>>>>>

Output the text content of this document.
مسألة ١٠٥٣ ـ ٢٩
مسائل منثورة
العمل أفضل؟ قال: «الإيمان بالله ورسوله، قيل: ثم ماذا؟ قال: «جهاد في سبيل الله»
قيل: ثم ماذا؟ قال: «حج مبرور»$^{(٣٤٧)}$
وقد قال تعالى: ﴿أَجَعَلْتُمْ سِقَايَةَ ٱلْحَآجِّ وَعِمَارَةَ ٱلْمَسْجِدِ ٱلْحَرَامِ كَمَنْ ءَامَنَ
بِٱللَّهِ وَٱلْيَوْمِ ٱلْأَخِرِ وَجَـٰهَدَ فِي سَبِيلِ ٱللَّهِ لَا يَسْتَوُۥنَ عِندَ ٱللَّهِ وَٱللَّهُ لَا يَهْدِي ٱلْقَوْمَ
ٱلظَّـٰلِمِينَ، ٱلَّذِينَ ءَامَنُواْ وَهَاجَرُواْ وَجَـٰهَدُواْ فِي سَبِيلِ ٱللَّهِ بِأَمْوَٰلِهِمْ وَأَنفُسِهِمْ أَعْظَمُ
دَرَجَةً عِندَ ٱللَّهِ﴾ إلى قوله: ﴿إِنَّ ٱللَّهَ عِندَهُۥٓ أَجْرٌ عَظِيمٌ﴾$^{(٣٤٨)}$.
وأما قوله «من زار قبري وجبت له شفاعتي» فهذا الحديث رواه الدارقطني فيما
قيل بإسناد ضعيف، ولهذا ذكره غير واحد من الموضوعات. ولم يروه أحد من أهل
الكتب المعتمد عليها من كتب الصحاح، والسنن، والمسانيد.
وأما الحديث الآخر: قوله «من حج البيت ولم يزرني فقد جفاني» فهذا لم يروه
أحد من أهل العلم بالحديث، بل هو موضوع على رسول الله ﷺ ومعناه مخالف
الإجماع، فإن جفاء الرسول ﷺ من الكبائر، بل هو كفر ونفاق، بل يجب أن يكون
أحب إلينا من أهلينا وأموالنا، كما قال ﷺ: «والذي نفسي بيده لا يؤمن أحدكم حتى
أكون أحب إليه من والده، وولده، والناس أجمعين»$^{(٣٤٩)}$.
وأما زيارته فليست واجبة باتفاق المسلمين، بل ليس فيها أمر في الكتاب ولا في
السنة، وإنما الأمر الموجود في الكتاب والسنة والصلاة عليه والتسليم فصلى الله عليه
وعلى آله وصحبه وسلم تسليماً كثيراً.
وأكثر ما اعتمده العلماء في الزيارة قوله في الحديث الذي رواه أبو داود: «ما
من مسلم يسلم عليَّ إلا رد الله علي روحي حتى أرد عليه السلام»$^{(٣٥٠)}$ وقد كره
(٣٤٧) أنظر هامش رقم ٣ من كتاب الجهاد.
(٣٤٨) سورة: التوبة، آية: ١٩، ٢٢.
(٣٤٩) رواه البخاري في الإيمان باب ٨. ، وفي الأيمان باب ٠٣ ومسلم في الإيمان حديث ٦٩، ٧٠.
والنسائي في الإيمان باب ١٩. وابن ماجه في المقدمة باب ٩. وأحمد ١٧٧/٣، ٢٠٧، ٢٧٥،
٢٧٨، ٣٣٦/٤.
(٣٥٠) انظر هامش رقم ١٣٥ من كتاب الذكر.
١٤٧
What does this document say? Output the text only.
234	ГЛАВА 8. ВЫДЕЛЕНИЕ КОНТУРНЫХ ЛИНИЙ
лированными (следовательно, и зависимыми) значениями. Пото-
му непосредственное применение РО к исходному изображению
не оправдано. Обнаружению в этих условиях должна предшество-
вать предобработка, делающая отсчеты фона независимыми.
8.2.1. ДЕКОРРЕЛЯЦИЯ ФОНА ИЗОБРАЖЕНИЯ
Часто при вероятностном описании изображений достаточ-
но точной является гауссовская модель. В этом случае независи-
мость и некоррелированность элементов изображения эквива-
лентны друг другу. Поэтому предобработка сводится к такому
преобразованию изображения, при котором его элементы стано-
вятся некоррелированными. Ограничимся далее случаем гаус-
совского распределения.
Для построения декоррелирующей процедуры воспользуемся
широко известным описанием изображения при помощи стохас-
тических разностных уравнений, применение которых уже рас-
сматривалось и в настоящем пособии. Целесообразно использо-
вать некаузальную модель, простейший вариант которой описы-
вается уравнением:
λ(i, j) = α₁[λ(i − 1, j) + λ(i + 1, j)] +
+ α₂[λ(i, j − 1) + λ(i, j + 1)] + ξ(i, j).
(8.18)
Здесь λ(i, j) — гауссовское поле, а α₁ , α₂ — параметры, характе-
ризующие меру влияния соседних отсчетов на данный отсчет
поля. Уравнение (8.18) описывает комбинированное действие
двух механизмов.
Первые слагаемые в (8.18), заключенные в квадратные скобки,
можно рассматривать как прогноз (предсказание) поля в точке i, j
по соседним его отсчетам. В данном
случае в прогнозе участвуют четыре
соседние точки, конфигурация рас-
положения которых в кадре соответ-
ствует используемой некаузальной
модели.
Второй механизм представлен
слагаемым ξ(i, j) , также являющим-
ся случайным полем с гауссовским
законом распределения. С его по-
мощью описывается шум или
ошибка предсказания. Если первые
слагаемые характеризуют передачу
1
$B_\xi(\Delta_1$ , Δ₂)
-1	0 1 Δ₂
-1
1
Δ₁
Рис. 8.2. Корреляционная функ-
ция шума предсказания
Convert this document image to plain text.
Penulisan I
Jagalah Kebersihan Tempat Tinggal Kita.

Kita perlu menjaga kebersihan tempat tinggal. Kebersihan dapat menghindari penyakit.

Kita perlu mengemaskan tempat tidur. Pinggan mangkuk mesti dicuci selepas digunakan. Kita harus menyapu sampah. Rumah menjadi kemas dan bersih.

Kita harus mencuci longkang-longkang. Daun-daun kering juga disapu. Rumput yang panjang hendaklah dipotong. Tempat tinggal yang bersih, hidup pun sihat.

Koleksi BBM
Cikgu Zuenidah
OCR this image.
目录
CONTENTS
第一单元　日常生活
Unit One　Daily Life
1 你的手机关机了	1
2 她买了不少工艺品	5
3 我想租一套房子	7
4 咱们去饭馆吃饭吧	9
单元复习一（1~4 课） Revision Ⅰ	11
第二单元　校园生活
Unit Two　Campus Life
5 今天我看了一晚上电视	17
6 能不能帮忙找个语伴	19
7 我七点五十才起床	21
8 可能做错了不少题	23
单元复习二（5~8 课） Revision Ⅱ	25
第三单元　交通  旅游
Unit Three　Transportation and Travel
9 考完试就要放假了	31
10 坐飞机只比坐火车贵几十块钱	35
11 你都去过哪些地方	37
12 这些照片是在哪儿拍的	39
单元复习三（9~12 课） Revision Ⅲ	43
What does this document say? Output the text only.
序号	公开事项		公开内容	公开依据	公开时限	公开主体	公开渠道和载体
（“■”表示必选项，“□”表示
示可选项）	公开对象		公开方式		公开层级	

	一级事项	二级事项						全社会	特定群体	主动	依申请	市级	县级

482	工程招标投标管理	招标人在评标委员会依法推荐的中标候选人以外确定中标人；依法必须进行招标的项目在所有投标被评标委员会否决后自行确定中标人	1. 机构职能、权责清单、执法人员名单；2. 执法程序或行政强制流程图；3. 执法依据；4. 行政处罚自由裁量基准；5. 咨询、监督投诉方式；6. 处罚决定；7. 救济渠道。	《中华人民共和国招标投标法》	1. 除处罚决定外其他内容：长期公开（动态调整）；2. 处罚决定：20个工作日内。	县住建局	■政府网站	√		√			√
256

<<<<<

● What is being asked: Search the entries for the string "وأما" and collect each line that has it.

● Answer to this problem:
وأما قوله «من زار قبري وجبت له شفاعتي» فهذا الحديث رواه الدارقطني فيما
وأما الحديث الآخر: قوله «من حج البيت ولم يزرني فقد جفاني» فهذا لم يروه
وأما زيارته فليست واجبة باتفاق المسلمين، بل ليس فيها أمر في الكتاب ولا في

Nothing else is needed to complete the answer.